• [Structured figure records]:
-----
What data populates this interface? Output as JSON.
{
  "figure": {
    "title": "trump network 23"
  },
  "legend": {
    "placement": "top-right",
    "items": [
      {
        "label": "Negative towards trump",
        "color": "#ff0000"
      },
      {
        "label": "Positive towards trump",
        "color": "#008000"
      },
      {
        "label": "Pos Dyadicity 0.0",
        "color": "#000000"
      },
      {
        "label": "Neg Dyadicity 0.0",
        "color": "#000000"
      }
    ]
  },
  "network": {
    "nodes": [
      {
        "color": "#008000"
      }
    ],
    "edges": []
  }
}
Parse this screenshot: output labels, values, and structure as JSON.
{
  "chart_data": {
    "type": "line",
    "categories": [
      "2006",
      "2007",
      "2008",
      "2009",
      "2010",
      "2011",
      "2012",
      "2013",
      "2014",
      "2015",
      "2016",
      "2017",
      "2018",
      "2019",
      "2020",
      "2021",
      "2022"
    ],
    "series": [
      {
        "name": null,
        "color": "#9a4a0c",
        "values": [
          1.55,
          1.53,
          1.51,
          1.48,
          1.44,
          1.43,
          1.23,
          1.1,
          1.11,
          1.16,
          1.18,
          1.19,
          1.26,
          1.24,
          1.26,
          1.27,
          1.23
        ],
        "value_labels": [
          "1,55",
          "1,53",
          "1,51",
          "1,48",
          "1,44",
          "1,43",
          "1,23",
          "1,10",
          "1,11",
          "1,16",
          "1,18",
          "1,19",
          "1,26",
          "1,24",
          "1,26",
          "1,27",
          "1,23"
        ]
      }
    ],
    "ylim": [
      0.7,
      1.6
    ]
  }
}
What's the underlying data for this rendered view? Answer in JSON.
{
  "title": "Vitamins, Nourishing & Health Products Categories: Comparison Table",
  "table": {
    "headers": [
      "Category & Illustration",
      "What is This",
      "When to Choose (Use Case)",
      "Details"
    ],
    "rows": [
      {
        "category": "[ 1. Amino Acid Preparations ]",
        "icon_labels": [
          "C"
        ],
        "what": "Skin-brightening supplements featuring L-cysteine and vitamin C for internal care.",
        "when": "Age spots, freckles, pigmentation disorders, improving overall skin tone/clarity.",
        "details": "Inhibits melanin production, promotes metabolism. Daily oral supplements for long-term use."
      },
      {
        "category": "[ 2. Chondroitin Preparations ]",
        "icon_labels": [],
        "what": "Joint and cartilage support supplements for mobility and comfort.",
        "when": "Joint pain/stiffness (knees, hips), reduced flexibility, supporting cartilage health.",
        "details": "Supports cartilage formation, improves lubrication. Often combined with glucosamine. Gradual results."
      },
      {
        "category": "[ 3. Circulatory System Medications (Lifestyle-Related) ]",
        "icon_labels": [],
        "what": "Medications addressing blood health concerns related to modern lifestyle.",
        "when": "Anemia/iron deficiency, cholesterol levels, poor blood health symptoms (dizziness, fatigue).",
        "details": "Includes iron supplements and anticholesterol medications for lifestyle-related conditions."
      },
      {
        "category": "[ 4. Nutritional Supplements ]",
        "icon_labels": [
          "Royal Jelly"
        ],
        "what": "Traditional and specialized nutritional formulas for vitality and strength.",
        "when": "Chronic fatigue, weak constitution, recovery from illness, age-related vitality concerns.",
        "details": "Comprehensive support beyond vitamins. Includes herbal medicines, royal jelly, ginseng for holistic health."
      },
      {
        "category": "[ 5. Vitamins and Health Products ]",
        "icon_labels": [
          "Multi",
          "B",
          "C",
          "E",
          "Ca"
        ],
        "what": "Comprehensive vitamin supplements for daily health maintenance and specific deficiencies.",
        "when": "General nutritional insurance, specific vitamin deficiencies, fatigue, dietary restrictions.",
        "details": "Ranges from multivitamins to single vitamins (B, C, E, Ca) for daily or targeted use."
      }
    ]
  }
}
-----
• [What to do]: Scan the material and collect every line that contains "deficiencies".

• [Solution to this task]:
        "what": "Comprehensive vitamin supplements for daily health maintenance and specific deficiencies.",
        "when": "General nutritional insurance, specific vitamin deficiencies, fatigue, dietary restrictions.",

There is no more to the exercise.